Collected data
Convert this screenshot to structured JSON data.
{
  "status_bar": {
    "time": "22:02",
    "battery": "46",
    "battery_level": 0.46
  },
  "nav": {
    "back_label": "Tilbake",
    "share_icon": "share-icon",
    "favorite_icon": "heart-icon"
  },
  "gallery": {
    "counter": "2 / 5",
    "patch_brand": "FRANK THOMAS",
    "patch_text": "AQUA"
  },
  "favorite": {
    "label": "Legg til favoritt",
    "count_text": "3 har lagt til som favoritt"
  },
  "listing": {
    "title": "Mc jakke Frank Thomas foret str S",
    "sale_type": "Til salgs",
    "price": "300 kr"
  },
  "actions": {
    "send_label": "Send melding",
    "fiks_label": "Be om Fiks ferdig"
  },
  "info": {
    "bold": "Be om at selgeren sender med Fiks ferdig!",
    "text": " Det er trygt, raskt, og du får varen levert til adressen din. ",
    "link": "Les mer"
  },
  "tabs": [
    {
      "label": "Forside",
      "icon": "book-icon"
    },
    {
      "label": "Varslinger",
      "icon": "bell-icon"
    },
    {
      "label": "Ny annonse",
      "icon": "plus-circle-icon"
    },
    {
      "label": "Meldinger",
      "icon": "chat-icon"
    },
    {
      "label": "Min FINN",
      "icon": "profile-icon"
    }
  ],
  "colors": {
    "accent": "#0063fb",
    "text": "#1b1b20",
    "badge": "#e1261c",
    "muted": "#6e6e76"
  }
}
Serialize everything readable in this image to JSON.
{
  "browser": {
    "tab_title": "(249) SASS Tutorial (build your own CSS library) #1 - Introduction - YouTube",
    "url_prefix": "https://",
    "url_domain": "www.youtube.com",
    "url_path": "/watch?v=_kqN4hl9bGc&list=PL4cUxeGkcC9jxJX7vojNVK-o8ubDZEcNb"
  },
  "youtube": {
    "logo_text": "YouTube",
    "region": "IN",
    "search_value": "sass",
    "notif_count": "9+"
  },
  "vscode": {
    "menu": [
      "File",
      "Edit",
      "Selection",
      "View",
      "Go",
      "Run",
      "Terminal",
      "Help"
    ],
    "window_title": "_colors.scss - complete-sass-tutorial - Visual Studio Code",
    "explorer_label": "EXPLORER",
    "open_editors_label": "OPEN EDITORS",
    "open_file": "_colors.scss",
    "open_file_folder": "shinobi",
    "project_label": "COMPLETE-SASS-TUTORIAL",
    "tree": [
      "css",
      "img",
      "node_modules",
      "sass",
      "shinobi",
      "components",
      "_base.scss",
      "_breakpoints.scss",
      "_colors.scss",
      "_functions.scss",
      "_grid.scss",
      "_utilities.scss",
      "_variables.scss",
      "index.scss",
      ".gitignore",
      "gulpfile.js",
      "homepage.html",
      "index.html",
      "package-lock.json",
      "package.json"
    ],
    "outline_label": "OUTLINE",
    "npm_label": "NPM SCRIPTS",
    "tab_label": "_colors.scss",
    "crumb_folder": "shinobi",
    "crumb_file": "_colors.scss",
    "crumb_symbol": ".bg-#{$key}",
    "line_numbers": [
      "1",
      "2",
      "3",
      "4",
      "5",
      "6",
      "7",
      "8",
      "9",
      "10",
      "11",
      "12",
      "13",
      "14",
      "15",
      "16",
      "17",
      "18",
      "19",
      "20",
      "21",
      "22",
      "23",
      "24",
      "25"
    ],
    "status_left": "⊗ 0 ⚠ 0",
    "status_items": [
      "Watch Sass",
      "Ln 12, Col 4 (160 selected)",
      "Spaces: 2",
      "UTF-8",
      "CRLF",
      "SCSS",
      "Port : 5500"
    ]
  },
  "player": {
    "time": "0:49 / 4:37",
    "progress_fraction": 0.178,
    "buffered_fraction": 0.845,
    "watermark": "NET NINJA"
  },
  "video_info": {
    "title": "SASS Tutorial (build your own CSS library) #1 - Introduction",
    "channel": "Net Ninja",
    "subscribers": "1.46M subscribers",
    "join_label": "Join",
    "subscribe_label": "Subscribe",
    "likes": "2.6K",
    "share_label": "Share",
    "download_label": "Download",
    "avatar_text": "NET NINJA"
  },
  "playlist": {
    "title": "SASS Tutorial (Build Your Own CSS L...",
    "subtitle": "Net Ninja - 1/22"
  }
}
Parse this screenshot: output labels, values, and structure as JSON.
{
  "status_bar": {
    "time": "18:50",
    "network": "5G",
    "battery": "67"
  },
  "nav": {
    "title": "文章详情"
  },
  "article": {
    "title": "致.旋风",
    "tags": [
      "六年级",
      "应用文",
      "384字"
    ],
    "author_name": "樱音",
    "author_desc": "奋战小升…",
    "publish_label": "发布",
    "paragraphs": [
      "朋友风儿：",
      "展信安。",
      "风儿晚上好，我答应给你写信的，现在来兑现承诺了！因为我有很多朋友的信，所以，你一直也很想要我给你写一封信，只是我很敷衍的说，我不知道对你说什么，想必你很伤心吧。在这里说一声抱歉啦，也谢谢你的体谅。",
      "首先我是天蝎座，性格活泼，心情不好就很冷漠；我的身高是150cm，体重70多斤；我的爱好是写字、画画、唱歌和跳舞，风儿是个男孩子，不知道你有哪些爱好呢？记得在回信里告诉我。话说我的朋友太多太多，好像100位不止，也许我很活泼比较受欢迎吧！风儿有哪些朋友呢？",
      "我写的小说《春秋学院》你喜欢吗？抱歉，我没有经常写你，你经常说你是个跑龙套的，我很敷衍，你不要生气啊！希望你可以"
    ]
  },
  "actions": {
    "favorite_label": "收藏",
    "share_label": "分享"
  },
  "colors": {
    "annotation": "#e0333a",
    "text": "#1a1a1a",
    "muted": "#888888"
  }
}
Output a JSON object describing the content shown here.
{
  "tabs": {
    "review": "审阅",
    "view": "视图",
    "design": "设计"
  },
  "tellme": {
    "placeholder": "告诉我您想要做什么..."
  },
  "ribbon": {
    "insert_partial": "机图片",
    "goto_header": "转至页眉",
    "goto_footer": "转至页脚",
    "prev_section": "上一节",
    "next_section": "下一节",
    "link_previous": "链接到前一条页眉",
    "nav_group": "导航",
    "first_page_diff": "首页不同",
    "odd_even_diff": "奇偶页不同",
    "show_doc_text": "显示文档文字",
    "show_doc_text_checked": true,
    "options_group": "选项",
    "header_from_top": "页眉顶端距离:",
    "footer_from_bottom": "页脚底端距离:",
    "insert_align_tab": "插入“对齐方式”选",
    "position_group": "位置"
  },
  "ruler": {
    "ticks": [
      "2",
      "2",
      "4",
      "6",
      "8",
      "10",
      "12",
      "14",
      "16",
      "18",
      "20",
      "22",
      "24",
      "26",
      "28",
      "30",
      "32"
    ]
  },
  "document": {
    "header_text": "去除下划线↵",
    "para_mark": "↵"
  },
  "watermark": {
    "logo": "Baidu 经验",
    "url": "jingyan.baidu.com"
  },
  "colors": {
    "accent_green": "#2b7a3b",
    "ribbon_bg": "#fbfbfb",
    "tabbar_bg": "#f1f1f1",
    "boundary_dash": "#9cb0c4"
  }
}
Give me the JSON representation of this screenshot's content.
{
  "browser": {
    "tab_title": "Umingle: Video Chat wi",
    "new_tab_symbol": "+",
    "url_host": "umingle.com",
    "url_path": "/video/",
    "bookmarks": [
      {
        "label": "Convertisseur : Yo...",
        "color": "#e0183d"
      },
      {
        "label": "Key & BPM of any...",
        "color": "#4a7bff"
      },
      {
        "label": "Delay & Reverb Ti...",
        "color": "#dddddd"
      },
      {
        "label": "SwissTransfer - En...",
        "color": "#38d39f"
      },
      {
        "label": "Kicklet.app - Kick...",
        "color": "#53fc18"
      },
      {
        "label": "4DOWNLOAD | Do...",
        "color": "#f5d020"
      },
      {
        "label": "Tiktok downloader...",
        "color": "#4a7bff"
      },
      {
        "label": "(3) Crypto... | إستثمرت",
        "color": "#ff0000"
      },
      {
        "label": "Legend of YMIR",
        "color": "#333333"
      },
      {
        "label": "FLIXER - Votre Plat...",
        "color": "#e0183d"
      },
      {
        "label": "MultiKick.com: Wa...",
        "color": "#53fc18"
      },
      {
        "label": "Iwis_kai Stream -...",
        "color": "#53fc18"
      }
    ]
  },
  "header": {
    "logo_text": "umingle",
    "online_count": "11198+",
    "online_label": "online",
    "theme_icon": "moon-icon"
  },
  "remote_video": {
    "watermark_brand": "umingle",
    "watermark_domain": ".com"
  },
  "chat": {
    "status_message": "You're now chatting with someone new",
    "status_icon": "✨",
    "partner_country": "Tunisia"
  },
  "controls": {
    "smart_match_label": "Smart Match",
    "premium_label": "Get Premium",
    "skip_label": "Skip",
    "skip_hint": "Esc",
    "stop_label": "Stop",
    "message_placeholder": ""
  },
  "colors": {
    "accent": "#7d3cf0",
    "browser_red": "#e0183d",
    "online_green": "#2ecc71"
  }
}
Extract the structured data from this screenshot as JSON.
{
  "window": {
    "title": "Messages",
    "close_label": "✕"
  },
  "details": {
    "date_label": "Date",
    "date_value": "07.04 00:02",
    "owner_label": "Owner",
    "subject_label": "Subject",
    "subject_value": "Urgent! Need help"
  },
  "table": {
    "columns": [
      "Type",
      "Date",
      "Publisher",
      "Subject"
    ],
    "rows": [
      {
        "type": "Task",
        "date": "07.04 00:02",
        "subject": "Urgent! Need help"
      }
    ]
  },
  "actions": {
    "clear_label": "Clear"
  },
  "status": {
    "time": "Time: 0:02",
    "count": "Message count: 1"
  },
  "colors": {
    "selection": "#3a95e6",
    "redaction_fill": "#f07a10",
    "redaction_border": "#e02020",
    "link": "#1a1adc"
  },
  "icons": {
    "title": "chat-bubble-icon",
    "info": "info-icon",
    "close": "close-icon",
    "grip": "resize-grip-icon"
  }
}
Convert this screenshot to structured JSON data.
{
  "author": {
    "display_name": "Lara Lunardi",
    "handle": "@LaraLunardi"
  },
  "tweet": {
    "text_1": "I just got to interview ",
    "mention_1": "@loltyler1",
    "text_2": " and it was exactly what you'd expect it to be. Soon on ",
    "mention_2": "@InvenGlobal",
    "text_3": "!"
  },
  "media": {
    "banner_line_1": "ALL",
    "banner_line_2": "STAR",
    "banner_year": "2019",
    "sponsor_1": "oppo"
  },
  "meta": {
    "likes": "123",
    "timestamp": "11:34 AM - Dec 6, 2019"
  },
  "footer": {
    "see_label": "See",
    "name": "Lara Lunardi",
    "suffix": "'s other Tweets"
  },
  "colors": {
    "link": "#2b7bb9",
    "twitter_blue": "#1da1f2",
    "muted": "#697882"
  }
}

§ Task requirements: Pull every line containing "content" from the data.

§ Response to the task:
Output a JSON object describing the content shown here.
Give me the JSON representation of this screenshot's content.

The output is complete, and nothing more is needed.